TASK GOAL:
Copy every entry below word for word and line for line, but leave out the pictures.

RECORDS FOR THE TASK:

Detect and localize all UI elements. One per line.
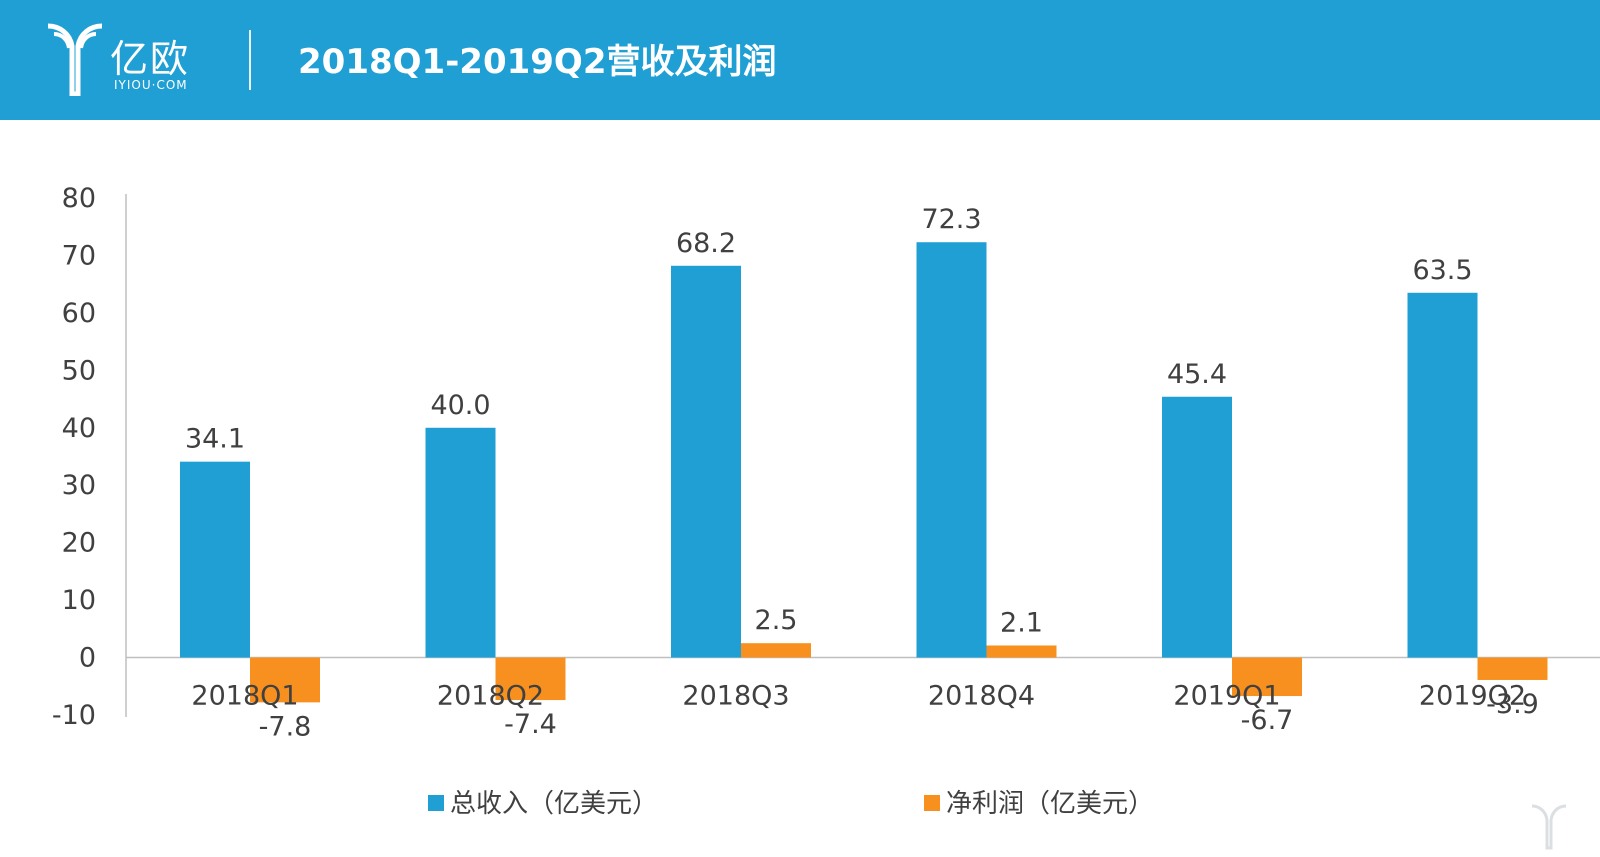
bar-profit bbox=[986, 645, 1057, 658]
logo-subtext: IYIOU·COM bbox=[114, 78, 188, 92]
logo-text: 亿欧 bbox=[110, 37, 191, 81]
legend-swatch-profit bbox=[924, 795, 940, 811]
category-label: 2019Q2 bbox=[1419, 681, 1526, 712]
page-title: 2018Q1-2019Q2营收及利润 bbox=[298, 42, 777, 82]
data-label: 2.5 bbox=[755, 605, 798, 636]
data-label: 2.1 bbox=[1000, 607, 1043, 638]
category-label: 2018Q2 bbox=[437, 681, 544, 712]
y-tick-label: 20 bbox=[62, 528, 96, 559]
y-tick-label: 0 bbox=[79, 643, 96, 674]
bar-revenue bbox=[180, 461, 250, 658]
chart-axes bbox=[125, 194, 1600, 717]
logo-icon bbox=[47, 23, 103, 96]
legend-swatch-revenue bbox=[428, 795, 444, 811]
brand-logo[interactable]: 亿欧 IYIOU·COM bbox=[44, 20, 214, 100]
category-label: 2018Q4 bbox=[928, 681, 1035, 712]
bar-revenue bbox=[1407, 292, 1478, 658]
data-label: 63.5 bbox=[1412, 255, 1472, 286]
data-label: 34.1 bbox=[185, 424, 245, 455]
bar-profit bbox=[1232, 657, 1302, 697]
category-label: 2018Q1 bbox=[191, 681, 298, 712]
data-label: 40.0 bbox=[430, 390, 490, 421]
category-label: 2018Q3 bbox=[682, 681, 789, 712]
y-tick-label: -10 bbox=[52, 700, 96, 731]
header-bar: 亿欧 IYIOU·COM 2018Q1-2019Q2营收及利润 bbox=[0, 0, 1600, 120]
y-tick-label: 50 bbox=[62, 355, 96, 386]
legend-label-profit: 净利润（亿美元） bbox=[946, 789, 1154, 819]
y-tick-label: 40 bbox=[62, 413, 96, 444]
category-labels: 2018Q1 2018Q2 2018Q3 2018Q4 2019Q1 2019Q2 bbox=[191, 681, 1526, 712]
y-tick-label: 60 bbox=[62, 298, 96, 329]
chart-bars bbox=[180, 242, 1548, 703]
chart-legend: 总收入（亿美元） 净利润（亿美元） bbox=[428, 789, 1154, 819]
data-label: 72.3 bbox=[921, 204, 981, 235]
bar-revenue bbox=[425, 427, 496, 658]
y-axis-ticks: -10 0 10 20 30 40 50 60 70 80 bbox=[52, 183, 96, 731]
y-tick-label: 70 bbox=[62, 240, 96, 271]
y-tick-label: 30 bbox=[62, 470, 96, 501]
header-divider bbox=[249, 30, 251, 90]
data-labels: 34.1 -7.8 40.0 -7.4 68.2 2.5 72.3 2.1 45.4 -6.7 63… bbox=[185, 204, 1539, 742]
y-tick-label: 10 bbox=[62, 585, 96, 616]
bar-profit bbox=[1477, 657, 1548, 680]
bar-revenue bbox=[671, 265, 741, 658]
data-label: 68.2 bbox=[676, 228, 736, 259]
category-label: 2019Q1 bbox=[1173, 681, 1280, 712]
data-label: -6.7 bbox=[1241, 705, 1294, 736]
bar-profit bbox=[741, 643, 811, 658]
data-label: -7.4 bbox=[504, 709, 557, 740]
y-tick-label: 80 bbox=[62, 183, 96, 214]
bar-revenue bbox=[916, 242, 987, 658]
watermark-logo-icon bbox=[1531, 804, 1567, 850]
bar-revenue bbox=[1162, 396, 1232, 658]
bar-profit bbox=[495, 657, 566, 701]
legend-label-revenue: 总收入（亿美元） bbox=[450, 789, 658, 819]
bar-profit bbox=[250, 657, 320, 703]
revenue-profit-chart: -10 0 10 20 30 40 50 60 70 80 34.1 -7.8 40.0 -7.4 68.… bbox=[52, 183, 1600, 819]
data-label: -7.8 bbox=[259, 711, 312, 742]
data-label: 45.4 bbox=[1167, 359, 1227, 390]
data-label: -3.9 bbox=[1486, 689, 1539, 720]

TASK OUTPUT:
Detect and localize all UI elements. One per line.
bar-profit bbox=[986, 645, 1057, 658]
logo-subtext: IYIOU·COM bbox=[114, 78, 188, 92]
logo-text: 亿欧 bbox=[110, 37, 191, 81]
legend-swatch-profit bbox=[924, 795, 940, 811]
category-label: 2019Q2 bbox=[1419, 681, 1526, 712]
page-title: 2018Q1-2019Q2营收及利润 bbox=[298, 42, 777, 82]
data-label: 2.5 bbox=[755, 605, 798, 636]
data-label: 2.1 bbox=[1000, 607, 1043, 638]
category-label: 2018Q2 bbox=[437, 681, 544, 712]
y-tick-label: 20 bbox=[62, 528, 96, 559]
y-tick-label: 0 bbox=[79, 643, 96, 674]
bar-revenue bbox=[180, 461, 250, 658]
chart-axes bbox=[125, 194, 1600, 717]
logo-icon bbox=[47, 23, 103, 96]
legend-swatch-revenue bbox=[428, 795, 444, 811]
brand-logo[interactable]: 亿欧 IYIOU·COM bbox=[44, 20, 214, 100]
category-label: 2018Q4 bbox=[928, 681, 1035, 712]
bar-revenue bbox=[1407, 292, 1478, 658]
data-label: 63.5 bbox=[1412, 255, 1472, 286]
data-label: 34.1 bbox=[185, 424, 245, 455]
bar-profit bbox=[1232, 657, 1302, 697]
category-label: 2018Q1 bbox=[191, 681, 298, 712]
data-label: 40.0 bbox=[430, 390, 490, 421]
category-label: 2018Q3 bbox=[682, 681, 789, 712]
y-tick-label: -10 bbox=[52, 700, 96, 731]
header-bar: 亿欧 IYIOU·COM 2018Q1-2019Q2营收及利润 bbox=[0, 0, 1600, 120]
y-tick-label: 50 bbox=[62, 355, 96, 386]
legend-label-profit: 净利润（亿美元） bbox=[946, 789, 1154, 819]
y-tick-label: 40 bbox=[62, 413, 96, 444]
category-labels: 2018Q1 2018Q2 2018Q3 2018Q4 2019Q1 2019Q2 bbox=[191, 681, 1526, 712]
y-tick-label: 60 bbox=[62, 298, 96, 329]
chart-bars bbox=[180, 242, 1548, 703]
chart-legend: 总收入（亿美元） 净利润（亿美元） bbox=[428, 789, 1154, 819]
data-label: 72.3 bbox=[921, 204, 981, 235]
bar-revenue bbox=[425, 427, 496, 658]
y-axis-ticks: -10 0 10 20 30 40 50 60 70 80 bbox=[52, 183, 96, 731]
y-tick-label: 70 bbox=[62, 240, 96, 271]
y-tick-label: 30 bbox=[62, 470, 96, 501]
header-divider bbox=[249, 30, 251, 90]
data-labels: 34.1 -7.8 40.0 -7.4 68.2 2.5 72.3 2.1 45.4 -6.7 63… bbox=[185, 204, 1539, 742]
y-tick-label: 10 bbox=[62, 585, 96, 616]
bar-profit bbox=[1477, 657, 1548, 680]
bar-revenue bbox=[671, 265, 741, 658]
data-label: 68.2 bbox=[676, 228, 736, 259]
category-label: 2019Q1 bbox=[1173, 681, 1280, 712]
data-label: -6.7 bbox=[1241, 705, 1294, 736]
bar-profit bbox=[741, 643, 811, 658]
data-label: -7.4 bbox=[504, 709, 557, 740]
y-tick-label: 80 bbox=[62, 183, 96, 214]
bar-revenue bbox=[916, 242, 987, 658]
watermark-logo-icon bbox=[1531, 804, 1567, 850]
bar-revenue bbox=[1162, 396, 1232, 658]
bar-profit bbox=[495, 657, 566, 701]
legend-label-revenue: 总收入（亿美元） bbox=[450, 789, 658, 819]
bar-profit bbox=[250, 657, 320, 703]
revenue-profit-chart: -10 0 10 20 30 40 50 60 70 80 34.1 -7.8 40.0 -7.4 68.… bbox=[52, 183, 1600, 819]
data-label: -7.8 bbox=[259, 711, 312, 742]
data-label: 45.4 bbox=[1167, 359, 1227, 390]
data-label: -3.9 bbox=[1486, 689, 1539, 720]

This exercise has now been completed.